» Task material

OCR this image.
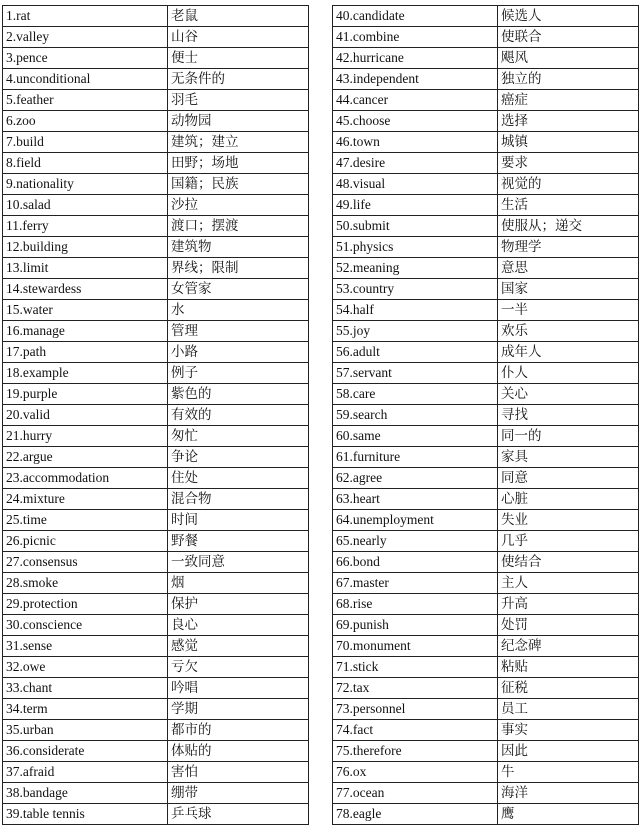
1.rat	老鼠
2.valley	山谷
3.pence	便士
4.unconditional	无条件的
5.feather	羽毛
6.zoo	动物园
7.build	建筑；建立
8.field	田野；场地
9.nationality	国籍；民族
10.salad	沙拉
11.ferry	渡口；摆渡
12.building	建筑物
13.limit	界线；限制
14.stewardess	女管家
15.water	水
16.manage	管理
17.path	小路
18.example	例子
19.purple	紫色的
20.valid	有效的
21.hurry	匆忙
22.argue	争论
23.accommodation	住处
24.mixture	混合物
25.time	时间
26.picnic	野餐
27.consensus	一致同意
28.smoke	烟
29.protection	保护
30.conscience	良心
31.sense	感觉
32.owe	亏欠
33.chant	吟唱
34.term	学期
35.urban	都市的
36.considerate	体贴的
37.afraid	害怕
38.bandage	绷带
39.table tennis	乒乓球
40.candidate	候选人
41.combine	使联合
42.hurricane	飓风
43.independent	独立的
44.cancer	癌症
45.choose	选择
46.town	城镇
47.desire	要求
48.visual	视觉的
49.life	生活
50.submit	使服从；递交
51.physics	物理学
52.meaning	意思
53.country	国家
54.half	一半
55.joy	欢乐
56.adult	成年人
57.servant	仆人
58.care	关心
59.search	寻找
60.same	同一的
61.furniture	家具
62.agree	同意
63.heart	心脏
64.unemployment	失业
65.nearly	几乎
66.bond	使结合
67.master	主人
68.rise	升高
69.punish	处罚
70.monument	纪念碑
71.stick	粘贴
72.tax	征税
73.personnel	员工
74.fact	事实
75.therefore	因此
76.ox	牛
77.ocean	海洋
78.eagle	鹰
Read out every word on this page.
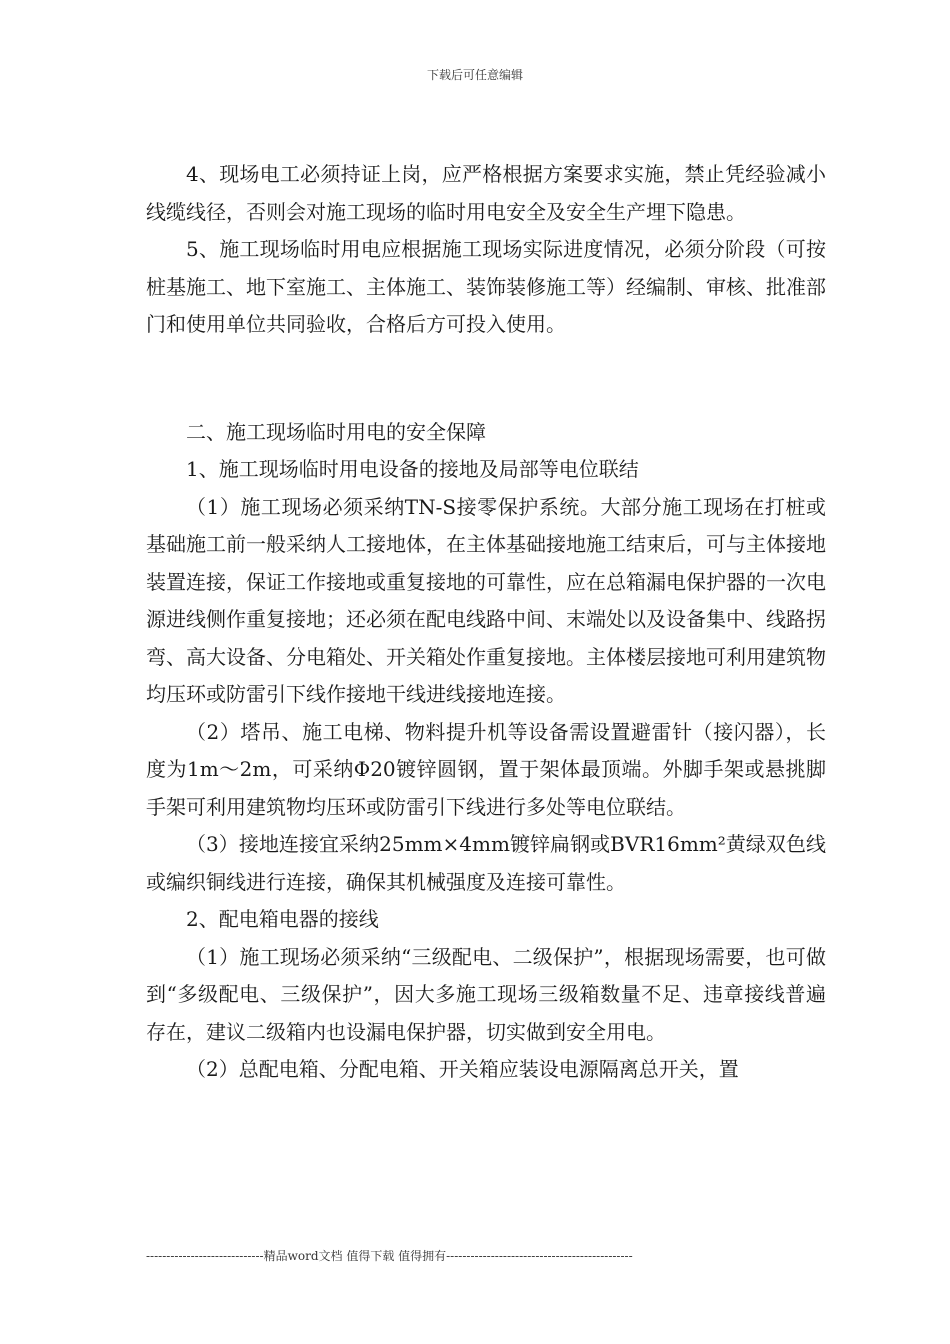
下载后可任意编辑

4、现场电工必须持证上岗，应严格根据方案要求实施，禁止凭经验减小线缆线径，否则会对施工现场的临时用电安全及安全生产埋下隐患。

5、施工现场临时用电应根据施工现场实际进度情况，必须分阶段（可按桩基施工、地下室施工、主体施工、装饰装修施工等）经编制、审核、批准部门和使用单位共同验收，合格后方可投入使用。

二、施工现场临时用电的安全保障

1、施工现场临时用电设备的接地及局部等电位联结

（1）施工现场必须采纳TN-S接零保护系统。大部分施工现场在打桩或基础施工前一般采纳人工接地体，在主体基础接地施工结束后，可与主体接地装置连接，保证工作接地或重复接地的可靠性，应在总箱漏电保护器的一次电源进线侧作重复接地；还必须在配电线路中间、末端处以及设备集中、线路拐弯、高大设备、分电箱处、开关箱处作重复接地。主体楼层接地可利用建筑物均压环或防雷引下线作接地干线进线接地连接。

（2）塔吊、施工电梯、物料提升机等设备需设置避雷针（接闪器），长度为1m～2m，可采纳Φ20镀锌圆钢，置于架体最顶端。外脚手架或悬挑脚手架可利用建筑物均压环或防雷引下线进行多处等电位联结。

（3）接地连接宜采纳25mm×4mm镀锌扁钢或BVR16mm²黄绿双色线或编织铜线进行连接，确保其机械强度及连接可靠性。

2、配电箱电器的接线

（1）施工现场必须采纳“三级配电、二级保护”，根据现场需要，也可做到“多级配电、三级保护”，因大多施工现场三级箱数量不足、违章接线普遍存在，建议二级箱内也设漏电保护器，切实做到安全用电。

（2）总配电箱、分配电箱、开关箱应装设电源隔离总开关，置

-----------------------------精品word文档 值得下载 值得拥有----------------------------------------------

» Task instructions
Make an exact copy of all the material, but keep the pictures out of it.

» Result of this task
OCR this image.
1.rat	老鼠
2.valley	山谷
3.pence	便士
4.unconditional	无条件的
5.feather	羽毛
6.zoo	动物园
7.build	建筑；建立
8.field	田野；场地
9.nationality	国籍；民族
10.salad	沙拉
11.ferry	渡口；摆渡
12.building	建筑物
13.limit	界线；限制
14.stewardess	女管家
15.water	水
16.manage	管理
17.path	小路
18.example	例子
19.purple	紫色的
20.valid	有效的
21.hurry	匆忙
22.argue	争论
23.accommodation	住处
24.mixture	混合物
25.time	时间
26.picnic	野餐
27.consensus	一致同意
28.smoke	烟
29.protection	保护
30.conscience	良心
31.sense	感觉
32.owe	亏欠
33.chant	吟唱
34.term	学期
35.urban	都市的
36.considerate	体贴的
37.afraid	害怕
38.bandage	绷带
39.table tennis	乒乓球
40.candidate	候选人
41.combine	使联合
42.hurricane	飓风
43.independent	独立的
44.cancer	癌症
45.choose	选择
46.town	城镇
47.desire	要求
48.visual	视觉的
49.life	生活
50.submit	使服从；递交
51.physics	物理学
52.meaning	意思
53.country	国家
54.half	一半
55.joy	欢乐
56.adult	成年人
57.servant	仆人
58.care	关心
59.search	寻找
60.same	同一的
61.furniture	家具
62.agree	同意
63.heart	心脏
64.unemployment	失业
65.nearly	几乎
66.bond	使结合
67.master	主人
68.rise	升高
69.punish	处罚
70.monument	纪念碑
71.stick	粘贴
72.tax	征税
73.personnel	员工
74.fact	事实
75.therefore	因此
76.ox	牛
77.ocean	海洋
78.eagle	鹰
Read out every word on this page.
下载后可任意编辑

4、现场电工必须持证上岗，应严格根据方案要求实施，禁止凭经验减小线缆线径，否则会对施工现场的临时用电安全及安全生产埋下隐患。

5、施工现场临时用电应根据施工现场实际进度情况，必须分阶段（可按桩基施工、地下室施工、主体施工、装饰装修施工等）经编制、审核、批准部门和使用单位共同验收，合格后方可投入使用。

二、施工现场临时用电的安全保障

1、施工现场临时用电设备的接地及局部等电位联结

（1）施工现场必须采纳TN-S接零保护系统。大部分施工现场在打桩或基础施工前一般采纳人工接地体，在主体基础接地施工结束后，可与主体接地装置连接，保证工作接地或重复接地的可靠性，应在总箱漏电保护器的一次电源进线侧作重复接地；还必须在配电线路中间、末端处以及设备集中、线路拐弯、高大设备、分电箱处、开关箱处作重复接地。主体楼层接地可利用建筑物均压环或防雷引下线作接地干线进线接地连接。

（2）塔吊、施工电梯、物料提升机等设备需设置避雷针（接闪器），长度为1m～2m，可采纳Φ20镀锌圆钢，置于架体最顶端。外脚手架或悬挑脚手架可利用建筑物均压环或防雷引下线进行多处等电位联结。

（3）接地连接宜采纳25mm×4mm镀锌扁钢或BVR16mm²黄绿双色线或编织铜线进行连接，确保其机械强度及连接可靠性。

2、配电箱电器的接线

（1）施工现场必须采纳“三级配电、二级保护”，根据现场需要，也可做到“多级配电、三级保护”，因大多施工现场三级箱数量不足、违章接线普遍存在，建议二级箱内也设漏电保护器，切实做到安全用电。

（2）总配电箱、分配电箱、开关箱应装设电源隔离总开关，置

-----------------------------精品word文档 值得下载 值得拥有----------------------------------------------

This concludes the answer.